**Work to be completed:** Write out each line in which the string "Donald" is present.

**Dataset:**
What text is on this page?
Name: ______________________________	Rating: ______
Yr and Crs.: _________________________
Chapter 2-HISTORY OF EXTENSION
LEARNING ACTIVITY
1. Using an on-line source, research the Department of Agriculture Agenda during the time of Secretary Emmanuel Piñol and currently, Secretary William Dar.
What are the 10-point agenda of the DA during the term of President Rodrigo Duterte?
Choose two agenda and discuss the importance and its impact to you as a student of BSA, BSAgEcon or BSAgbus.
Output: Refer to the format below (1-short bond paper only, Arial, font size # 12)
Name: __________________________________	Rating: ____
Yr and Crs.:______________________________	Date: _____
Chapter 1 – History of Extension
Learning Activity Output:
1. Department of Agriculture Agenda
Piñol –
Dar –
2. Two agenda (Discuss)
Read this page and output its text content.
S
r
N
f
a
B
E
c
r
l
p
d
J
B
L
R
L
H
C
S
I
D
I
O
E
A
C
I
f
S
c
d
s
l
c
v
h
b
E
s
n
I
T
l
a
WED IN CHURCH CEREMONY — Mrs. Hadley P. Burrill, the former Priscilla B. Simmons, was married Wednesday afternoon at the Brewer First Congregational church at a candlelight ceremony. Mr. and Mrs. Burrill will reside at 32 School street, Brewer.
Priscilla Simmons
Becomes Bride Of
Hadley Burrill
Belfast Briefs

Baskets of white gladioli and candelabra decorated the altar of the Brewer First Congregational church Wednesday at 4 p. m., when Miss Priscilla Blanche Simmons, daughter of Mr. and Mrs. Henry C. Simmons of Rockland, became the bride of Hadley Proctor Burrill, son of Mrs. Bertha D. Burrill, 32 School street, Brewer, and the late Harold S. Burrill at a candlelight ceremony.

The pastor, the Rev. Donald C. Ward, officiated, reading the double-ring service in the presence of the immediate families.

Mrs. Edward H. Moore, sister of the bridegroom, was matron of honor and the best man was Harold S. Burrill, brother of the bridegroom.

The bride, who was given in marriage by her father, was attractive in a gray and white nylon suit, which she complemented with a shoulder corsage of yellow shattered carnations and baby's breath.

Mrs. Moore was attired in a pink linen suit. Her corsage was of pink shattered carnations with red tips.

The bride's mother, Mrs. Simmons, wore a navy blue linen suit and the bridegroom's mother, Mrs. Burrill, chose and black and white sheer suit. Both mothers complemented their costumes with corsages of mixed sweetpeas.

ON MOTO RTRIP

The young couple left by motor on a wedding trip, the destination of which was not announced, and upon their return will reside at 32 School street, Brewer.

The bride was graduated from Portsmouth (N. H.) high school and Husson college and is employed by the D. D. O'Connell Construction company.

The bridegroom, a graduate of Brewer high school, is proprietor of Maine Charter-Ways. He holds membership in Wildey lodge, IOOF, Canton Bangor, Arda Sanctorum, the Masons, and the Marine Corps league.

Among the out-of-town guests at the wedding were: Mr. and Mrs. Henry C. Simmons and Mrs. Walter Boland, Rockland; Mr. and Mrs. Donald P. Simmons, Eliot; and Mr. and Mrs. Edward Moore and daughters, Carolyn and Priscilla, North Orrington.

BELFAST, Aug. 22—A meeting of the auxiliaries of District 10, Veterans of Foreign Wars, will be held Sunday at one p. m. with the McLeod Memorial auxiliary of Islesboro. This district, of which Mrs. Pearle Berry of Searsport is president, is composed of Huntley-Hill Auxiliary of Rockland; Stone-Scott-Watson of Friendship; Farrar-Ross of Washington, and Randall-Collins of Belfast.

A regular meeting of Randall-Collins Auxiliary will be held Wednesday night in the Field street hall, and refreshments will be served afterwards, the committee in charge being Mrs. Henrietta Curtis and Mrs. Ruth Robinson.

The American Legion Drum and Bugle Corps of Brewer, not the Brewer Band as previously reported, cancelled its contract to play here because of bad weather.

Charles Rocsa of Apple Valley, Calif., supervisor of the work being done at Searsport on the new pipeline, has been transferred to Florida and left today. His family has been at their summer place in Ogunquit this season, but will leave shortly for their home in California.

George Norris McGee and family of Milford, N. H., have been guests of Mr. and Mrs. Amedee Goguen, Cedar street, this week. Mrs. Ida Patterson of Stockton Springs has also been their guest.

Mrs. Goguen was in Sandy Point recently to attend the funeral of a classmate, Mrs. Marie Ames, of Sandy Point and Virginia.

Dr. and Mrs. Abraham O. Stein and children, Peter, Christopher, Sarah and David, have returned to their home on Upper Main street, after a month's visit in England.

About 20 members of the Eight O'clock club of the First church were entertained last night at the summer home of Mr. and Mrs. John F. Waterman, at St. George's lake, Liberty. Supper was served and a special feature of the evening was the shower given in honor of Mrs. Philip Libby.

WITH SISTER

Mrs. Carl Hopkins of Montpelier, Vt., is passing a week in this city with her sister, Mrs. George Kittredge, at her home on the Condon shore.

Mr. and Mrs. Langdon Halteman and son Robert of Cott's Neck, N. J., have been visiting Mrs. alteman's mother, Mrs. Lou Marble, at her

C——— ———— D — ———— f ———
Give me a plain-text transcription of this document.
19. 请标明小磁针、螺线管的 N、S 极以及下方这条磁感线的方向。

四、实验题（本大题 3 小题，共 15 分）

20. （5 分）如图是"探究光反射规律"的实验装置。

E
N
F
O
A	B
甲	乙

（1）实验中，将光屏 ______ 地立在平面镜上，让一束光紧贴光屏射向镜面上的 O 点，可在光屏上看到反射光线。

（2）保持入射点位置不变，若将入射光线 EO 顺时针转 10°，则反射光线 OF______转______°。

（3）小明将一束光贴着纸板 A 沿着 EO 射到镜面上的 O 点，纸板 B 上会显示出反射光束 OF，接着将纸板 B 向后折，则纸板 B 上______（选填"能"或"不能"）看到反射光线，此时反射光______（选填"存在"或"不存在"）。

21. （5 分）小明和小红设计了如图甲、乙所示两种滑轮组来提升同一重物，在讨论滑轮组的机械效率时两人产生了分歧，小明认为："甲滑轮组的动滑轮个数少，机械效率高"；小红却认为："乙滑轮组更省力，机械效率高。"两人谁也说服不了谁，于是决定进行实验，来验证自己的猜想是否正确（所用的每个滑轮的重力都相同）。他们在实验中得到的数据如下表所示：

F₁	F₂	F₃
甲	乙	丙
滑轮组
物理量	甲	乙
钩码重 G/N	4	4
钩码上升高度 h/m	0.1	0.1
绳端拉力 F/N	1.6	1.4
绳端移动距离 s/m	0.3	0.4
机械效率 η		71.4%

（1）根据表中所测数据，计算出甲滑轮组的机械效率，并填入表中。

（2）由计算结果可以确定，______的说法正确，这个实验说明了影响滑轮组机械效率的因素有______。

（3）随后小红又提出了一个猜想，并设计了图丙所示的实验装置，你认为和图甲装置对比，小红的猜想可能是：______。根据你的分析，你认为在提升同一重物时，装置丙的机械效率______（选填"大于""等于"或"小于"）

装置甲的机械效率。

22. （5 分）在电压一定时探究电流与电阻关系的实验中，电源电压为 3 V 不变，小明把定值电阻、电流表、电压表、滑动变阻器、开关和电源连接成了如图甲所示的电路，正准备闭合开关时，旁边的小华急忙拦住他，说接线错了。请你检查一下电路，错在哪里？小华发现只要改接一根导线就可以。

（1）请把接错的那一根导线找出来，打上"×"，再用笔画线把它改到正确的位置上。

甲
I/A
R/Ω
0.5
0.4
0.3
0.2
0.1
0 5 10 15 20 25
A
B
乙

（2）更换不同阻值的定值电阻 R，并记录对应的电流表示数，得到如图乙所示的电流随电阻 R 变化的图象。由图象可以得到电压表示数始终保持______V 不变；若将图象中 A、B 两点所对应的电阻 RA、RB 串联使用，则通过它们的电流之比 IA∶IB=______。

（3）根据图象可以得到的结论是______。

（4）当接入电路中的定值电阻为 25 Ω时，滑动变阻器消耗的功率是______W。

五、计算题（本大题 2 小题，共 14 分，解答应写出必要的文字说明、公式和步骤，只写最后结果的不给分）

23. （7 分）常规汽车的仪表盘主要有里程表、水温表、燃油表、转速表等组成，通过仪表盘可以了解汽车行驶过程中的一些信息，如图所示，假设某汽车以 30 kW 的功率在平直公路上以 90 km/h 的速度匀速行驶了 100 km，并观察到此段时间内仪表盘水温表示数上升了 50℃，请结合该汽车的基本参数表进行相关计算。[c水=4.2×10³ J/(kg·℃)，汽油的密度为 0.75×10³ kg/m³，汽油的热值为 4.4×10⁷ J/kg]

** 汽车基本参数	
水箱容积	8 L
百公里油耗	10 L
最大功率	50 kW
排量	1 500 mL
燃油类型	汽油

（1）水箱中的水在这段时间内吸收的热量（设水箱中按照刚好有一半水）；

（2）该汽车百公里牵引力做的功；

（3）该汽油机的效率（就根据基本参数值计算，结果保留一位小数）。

**Answer for this exercise:**
The pastor, the Rev. Donald C. Ward, officiated, reading the double-ring service in the presence of the immediate families.
Among the out-of-town guests at the wedding were: Mr. and Mrs. Henry C. Simmons and Mrs. Walter Boland, Rockland; Mr. and Mrs. Donald P. Simmons, Eliot; and Mr. and Mrs. Edward Moore and daughters, Carolyn and Priscilla, North Orrington.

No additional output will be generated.